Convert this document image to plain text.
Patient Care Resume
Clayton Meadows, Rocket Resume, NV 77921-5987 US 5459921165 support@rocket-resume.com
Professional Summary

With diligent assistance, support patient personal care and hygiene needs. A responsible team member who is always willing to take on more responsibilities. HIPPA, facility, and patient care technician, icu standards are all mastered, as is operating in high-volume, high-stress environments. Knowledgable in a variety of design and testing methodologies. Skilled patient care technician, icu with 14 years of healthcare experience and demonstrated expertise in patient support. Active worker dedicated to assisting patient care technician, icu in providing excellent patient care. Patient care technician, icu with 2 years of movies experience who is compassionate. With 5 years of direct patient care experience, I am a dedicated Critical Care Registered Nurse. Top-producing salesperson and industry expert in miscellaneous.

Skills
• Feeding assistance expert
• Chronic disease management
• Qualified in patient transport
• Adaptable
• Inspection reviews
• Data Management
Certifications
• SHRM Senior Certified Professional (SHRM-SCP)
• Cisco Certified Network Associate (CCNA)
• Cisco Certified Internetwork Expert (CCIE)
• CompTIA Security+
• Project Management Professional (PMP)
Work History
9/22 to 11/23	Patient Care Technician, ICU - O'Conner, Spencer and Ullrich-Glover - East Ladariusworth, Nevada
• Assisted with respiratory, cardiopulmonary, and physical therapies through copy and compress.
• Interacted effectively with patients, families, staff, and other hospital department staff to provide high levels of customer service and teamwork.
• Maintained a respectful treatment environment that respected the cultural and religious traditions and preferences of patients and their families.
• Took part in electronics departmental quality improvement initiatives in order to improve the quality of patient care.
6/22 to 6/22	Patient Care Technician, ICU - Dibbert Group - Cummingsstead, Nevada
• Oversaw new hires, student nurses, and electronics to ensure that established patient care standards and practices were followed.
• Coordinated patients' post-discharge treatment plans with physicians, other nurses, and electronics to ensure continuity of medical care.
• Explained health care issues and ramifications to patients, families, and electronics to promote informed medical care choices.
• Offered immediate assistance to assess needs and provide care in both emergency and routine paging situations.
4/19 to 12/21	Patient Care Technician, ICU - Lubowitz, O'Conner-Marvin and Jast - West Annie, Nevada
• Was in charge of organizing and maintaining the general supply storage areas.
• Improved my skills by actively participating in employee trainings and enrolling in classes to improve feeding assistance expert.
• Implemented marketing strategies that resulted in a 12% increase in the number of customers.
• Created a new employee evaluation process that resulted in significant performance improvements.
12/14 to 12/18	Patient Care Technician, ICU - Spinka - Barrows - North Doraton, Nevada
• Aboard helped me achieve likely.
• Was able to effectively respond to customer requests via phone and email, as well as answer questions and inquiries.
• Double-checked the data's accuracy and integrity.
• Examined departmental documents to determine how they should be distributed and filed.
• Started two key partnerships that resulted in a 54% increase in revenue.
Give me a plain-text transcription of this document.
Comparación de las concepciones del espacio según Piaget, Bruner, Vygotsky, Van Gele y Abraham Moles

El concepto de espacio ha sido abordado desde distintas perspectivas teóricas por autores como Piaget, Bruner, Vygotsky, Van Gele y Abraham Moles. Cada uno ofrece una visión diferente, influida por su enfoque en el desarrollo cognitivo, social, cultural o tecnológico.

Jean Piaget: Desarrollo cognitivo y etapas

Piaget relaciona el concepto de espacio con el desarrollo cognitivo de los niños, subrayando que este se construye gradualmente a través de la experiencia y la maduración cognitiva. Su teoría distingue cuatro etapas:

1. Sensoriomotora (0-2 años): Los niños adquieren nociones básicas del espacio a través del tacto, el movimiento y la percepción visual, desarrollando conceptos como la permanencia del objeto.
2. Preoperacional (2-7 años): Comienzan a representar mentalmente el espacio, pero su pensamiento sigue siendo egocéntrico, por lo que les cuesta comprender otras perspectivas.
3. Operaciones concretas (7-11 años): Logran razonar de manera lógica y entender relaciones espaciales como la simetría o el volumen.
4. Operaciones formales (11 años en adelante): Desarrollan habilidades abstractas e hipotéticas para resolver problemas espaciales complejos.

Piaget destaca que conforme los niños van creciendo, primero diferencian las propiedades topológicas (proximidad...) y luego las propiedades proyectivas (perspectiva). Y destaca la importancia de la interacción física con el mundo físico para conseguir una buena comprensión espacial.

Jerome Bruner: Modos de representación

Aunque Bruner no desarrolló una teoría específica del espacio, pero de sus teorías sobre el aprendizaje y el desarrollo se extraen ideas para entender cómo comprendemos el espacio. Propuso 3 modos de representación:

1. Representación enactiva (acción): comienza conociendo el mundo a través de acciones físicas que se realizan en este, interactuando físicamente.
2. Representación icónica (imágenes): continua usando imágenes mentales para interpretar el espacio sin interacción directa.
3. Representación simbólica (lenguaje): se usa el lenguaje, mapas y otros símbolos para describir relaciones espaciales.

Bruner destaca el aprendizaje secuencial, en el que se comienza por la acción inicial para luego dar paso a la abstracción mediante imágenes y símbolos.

+---+

• **ACTIVITY**
Looking at the records above, how many lines contain "high"? Only the number is needed.

• **REPLY TO THE TASK**
2